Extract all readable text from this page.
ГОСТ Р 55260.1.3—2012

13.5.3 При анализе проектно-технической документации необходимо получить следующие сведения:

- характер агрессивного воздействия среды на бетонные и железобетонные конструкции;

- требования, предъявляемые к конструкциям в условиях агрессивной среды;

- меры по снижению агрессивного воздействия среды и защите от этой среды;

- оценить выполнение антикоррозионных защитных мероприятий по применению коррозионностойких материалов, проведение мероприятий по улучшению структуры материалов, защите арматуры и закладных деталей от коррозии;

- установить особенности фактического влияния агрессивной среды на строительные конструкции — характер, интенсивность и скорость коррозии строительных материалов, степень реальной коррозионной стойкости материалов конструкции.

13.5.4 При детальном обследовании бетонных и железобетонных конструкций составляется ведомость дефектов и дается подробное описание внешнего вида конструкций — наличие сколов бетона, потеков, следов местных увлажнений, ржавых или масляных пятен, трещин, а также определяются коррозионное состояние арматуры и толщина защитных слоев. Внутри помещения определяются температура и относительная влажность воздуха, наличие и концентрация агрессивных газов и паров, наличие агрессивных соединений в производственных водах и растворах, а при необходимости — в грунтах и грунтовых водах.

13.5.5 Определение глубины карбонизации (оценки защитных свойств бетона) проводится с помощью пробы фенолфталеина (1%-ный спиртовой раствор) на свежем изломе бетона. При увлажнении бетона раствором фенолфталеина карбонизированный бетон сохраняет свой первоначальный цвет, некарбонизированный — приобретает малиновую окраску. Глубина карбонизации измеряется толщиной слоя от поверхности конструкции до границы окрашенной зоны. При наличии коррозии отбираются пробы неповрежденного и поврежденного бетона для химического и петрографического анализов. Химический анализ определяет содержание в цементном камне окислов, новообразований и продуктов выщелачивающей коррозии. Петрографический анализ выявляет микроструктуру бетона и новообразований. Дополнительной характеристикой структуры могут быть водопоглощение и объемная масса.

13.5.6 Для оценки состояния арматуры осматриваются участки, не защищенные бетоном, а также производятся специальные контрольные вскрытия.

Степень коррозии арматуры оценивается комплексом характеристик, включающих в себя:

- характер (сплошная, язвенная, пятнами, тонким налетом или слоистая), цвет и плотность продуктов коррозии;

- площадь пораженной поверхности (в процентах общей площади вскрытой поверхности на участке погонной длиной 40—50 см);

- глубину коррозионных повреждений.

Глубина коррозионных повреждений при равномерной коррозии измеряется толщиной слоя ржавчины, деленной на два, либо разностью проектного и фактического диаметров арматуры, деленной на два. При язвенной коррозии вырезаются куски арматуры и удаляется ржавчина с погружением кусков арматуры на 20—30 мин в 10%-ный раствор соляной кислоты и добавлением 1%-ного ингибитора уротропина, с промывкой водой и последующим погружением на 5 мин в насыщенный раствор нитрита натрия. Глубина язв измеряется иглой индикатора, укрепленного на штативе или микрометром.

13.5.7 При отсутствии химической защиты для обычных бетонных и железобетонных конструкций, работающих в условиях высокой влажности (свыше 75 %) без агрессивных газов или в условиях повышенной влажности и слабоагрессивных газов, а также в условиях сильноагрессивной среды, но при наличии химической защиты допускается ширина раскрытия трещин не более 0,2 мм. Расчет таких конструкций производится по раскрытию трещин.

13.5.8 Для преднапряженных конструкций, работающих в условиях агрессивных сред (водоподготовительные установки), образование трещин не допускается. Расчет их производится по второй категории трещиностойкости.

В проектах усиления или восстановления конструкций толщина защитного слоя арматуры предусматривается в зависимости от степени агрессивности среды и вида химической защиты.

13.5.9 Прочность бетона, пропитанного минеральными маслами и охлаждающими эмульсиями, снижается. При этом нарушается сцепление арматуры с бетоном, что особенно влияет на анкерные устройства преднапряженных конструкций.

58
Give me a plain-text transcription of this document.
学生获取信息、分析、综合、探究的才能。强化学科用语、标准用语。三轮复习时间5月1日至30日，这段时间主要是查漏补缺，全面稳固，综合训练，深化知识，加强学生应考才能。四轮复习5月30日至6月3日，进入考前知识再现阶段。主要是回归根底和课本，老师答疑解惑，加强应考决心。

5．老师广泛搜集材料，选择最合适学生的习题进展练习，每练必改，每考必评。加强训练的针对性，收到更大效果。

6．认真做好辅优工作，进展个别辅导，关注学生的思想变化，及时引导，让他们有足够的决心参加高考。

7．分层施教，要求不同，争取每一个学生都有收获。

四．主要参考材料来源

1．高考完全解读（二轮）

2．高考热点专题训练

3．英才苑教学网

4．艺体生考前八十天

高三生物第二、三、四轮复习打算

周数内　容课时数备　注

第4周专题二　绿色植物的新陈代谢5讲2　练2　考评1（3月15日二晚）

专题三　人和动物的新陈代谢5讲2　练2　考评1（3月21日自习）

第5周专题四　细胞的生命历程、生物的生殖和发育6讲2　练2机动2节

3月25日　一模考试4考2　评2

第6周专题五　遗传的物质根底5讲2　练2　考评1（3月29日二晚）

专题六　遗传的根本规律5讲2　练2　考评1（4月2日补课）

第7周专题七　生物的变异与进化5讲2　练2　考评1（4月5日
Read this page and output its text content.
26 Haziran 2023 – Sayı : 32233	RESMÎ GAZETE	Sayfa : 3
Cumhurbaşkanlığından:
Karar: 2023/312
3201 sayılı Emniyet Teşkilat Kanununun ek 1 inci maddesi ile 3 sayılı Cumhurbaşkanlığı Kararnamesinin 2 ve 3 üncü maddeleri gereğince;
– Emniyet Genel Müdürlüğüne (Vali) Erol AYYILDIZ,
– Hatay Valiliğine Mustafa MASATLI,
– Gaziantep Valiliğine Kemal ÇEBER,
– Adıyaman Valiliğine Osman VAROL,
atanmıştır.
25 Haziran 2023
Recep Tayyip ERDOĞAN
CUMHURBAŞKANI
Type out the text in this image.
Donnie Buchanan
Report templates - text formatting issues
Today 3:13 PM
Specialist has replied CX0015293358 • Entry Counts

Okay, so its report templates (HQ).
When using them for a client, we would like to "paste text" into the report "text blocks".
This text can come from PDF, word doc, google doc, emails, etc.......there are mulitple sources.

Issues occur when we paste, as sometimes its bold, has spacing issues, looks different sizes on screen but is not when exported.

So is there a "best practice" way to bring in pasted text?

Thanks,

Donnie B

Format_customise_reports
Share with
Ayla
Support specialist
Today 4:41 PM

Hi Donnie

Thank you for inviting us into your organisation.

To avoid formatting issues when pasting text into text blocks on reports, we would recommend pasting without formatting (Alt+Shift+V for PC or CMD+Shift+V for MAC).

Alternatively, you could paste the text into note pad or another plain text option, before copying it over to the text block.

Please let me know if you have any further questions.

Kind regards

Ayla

* **Short exercise**
Make a verbatim copy of every entry shown above.

* **Worked solution**
Extract all readable text from this page.
ГОСТ Р 55260.1.3—2012

13.5.3 При анализе проектно-технической документации необходимо получить следующие сведения:

- характер агрессивного воздействия среды на бетонные и железобетонные конструкции;

- требования, предъявляемые к конструкциям в условиях агрессивной среды;

- меры по снижению агрессивного воздействия среды и защите от этой среды;

- оценить выполнение антикоррозионных защитных мероприятий по применению коррозионностойких материалов, проведение мероприятий по улучшению структуры материалов, защите арматуры и закладных деталей от коррозии;

- установить особенности фактического влияния агрессивной среды на строительные конструкции — характер, интенсивность и скорость коррозии строительных материалов, степень реальной коррозионной стойкости материалов конструкции.

13.5.4 При детальном обследовании бетонных и железобетонных конструкций составляется ведомость дефектов и дается подробное описание внешнего вида конструкций — наличие сколов бетона, потеков, следов местных увлажнений, ржавых или масляных пятен, трещин, а также определяются коррозионное состояние арматуры и толщина защитных слоев. Внутри помещения определяются температура и относительная влажность воздуха, наличие и концентрация агрессивных газов и паров, наличие агрессивных соединений в производственных водах и растворах, а при необходимости — в грунтах и грунтовых водах.

13.5.5 Определение глубины карбонизации (оценки защитных свойств бетона) проводится с помощью пробы фенолфталеина (1%-ный спиртовой раствор) на свежем изломе бетона. При увлажнении бетона раствором фенолфталеина карбонизированный бетон сохраняет свой первоначальный цвет, некарбонизированный — приобретает малиновую окраску. Глубина карбонизации измеряется толщиной слоя от поверхности конструкции до границы окрашенной зоны. При наличии коррозии отбираются пробы неповрежденного и поврежденного бетона для химического и петрографического анализов. Химический анализ определяет содержание в цементном камне окислов, новообразований и продуктов выщелачивающей коррозии. Петрографический анализ выявляет микроструктуру бетона и новообразований. Дополнительной характеристикой структуры могут быть водопоглощение и объемная масса.

13.5.6 Для оценки состояния арматуры осматриваются участки, не защищенные бетоном, а также производятся специальные контрольные вскрытия.

Степень коррозии арматуры оценивается комплексом характеристик, включающих в себя:

- характер (сплошная, язвенная, пятнами, тонким налетом или слоистая), цвет и плотность продуктов коррозии;

- площадь пораженной поверхности (в процентах общей площади вскрытой поверхности на участке погонной длиной 40—50 см);

- глубину коррозионных повреждений.

Глубина коррозионных повреждений при равномерной коррозии измеряется толщиной слоя ржавчины, деленной на два, либо разностью проектного и фактического диаметров арматуры, деленной на два. При язвенной коррозии вырезаются куски арматуры и удаляется ржавчина с погружением кусков арматуры на 20—30 мин в 10%-ный раствор соляной кислоты и добавлением 1%-ного ингибитора уротропина, с промывкой водой и последующим погружением на 5 мин в насыщенный раствор нитрита натрия. Глубина язв измеряется иглой индикатора, укрепленного на штативе или микрометром.

13.5.7 При отсутствии химической защиты для обычных бетонных и железобетонных конструкций, работающих в условиях высокой влажности (свыше 75 %) без агрессивных газов или в условиях повышенной влажности и слабоагрессивных газов, а также в условиях сильноагрессивной среды, но при наличии химической защиты допускается ширина раскрытия трещин не более 0,2 мм. Расчет таких конструкций производится по раскрытию трещин.

13.5.8 Для преднапряженных конструкций, работающих в условиях агрессивных сред (водоподготовительные установки), образование трещин не допускается. Расчет их производится по второй категории трещиностойкости.

В проектах усиления или восстановления конструкций толщина защитного слоя арматуры предусматривается в зависимости от степени агрессивности среды и вида химической защиты.

13.5.9 Прочность бетона, пропитанного минеральными маслами и охлаждающими эмульсиями, снижается. При этом нарушается сцепление арматуры с бетоном, что особенно влияет на анкерные устройства преднапряженных конструкций.

58
Give me a plain-text transcription of this document.
学生获取信息、分析、综合、探究的才能。强化学科用语、标准用语。三轮复习时间5月1日至30日，这段时间主要是查漏补缺，全面稳固，综合训练，深化知识，加强学生应考才能。四轮复习5月30日至6月3日，进入考前知识再现阶段。主要是回归根底和课本，老师答疑解惑，加强应考决心。

5．老师广泛搜集材料，选择最合适学生的习题进展练习，每练必改，每考必评。加强训练的针对性，收到更大效果。

6．认真做好辅优工作，进展个别辅导，关注学生的思想变化，及时引导，让他们有足够的决心参加高考。

7．分层施教，要求不同，争取每一个学生都有收获。

四．主要参考材料来源

1．高考完全解读（二轮）

2．高考热点专题训练

3．英才苑教学网

4．艺体生考前八十天

高三生物第二、三、四轮复习打算

周数内　容课时数备　注

第4周专题二　绿色植物的新陈代谢5讲2　练2　考评1（3月15日二晚）

专题三　人和动物的新陈代谢5讲2　练2　考评1（3月21日自习）

第5周专题四　细胞的生命历程、生物的生殖和发育6讲2　练2机动2节

3月25日　一模考试4考2　评2

第6周专题五　遗传的物质根底5讲2　练2　考评1（3月29日二晚）

专题六　遗传的根本规律5讲2　练2　考评1（4月2日补课）

第7周专题七　生物的变异与进化5讲2　练2　考评1（4月5日
Read this page and output its text content.
26 Haziran 2023 – Sayı : 32233	RESMÎ GAZETE	Sayfa : 3
Cumhurbaşkanlığından:
Karar: 2023/312
3201 sayılı Emniyet Teşkilat Kanununun ek 1 inci maddesi ile 3 sayılı Cumhurbaşkanlığı Kararnamesinin 2 ve 3 üncü maddeleri gereğince;
– Emniyet Genel Müdürlüğüne (Vali) Erol AYYILDIZ,
– Hatay Valiliğine Mustafa MASATLI,
– Gaziantep Valiliğine Kemal ÇEBER,
– Adıyaman Valiliğine Osman VAROL,
atanmıştır.
25 Haziran 2023
Recep Tayyip ERDOĞAN
CUMHURBAŞKANI
Type out the text in this image.
Donnie Buchanan
Report templates - text formatting issues
Today 3:13 PM
Specialist has replied CX0015293358 • Entry Counts

Okay, so its report templates (HQ).
When using them for a client, we would like to "paste text" into the report "text blocks".
This text can come from PDF, word doc, google doc, emails, etc.......there are mulitple sources.

Issues occur when we paste, as sometimes its bold, has spacing issues, looks different sizes on screen but is not when exported.

So is there a "best practice" way to bring in pasted text?

Thanks,

Donnie B

Format_customise_reports
Share with
Ayla
Support specialist
Today 4:41 PM

Hi Donnie

Thank you for inviting us into your organisation.

To avoid formatting issues when pasting text into text blocks on reports, we would recommend pasting without formatting (Alt+Shift+V for PC or CMD+Shift+V for MAC).

Alternatively, you could paste the text into note pad or another plain text option, before copying it over to the text block.

Please let me know if you have any further questions.

Kind regards

Ayla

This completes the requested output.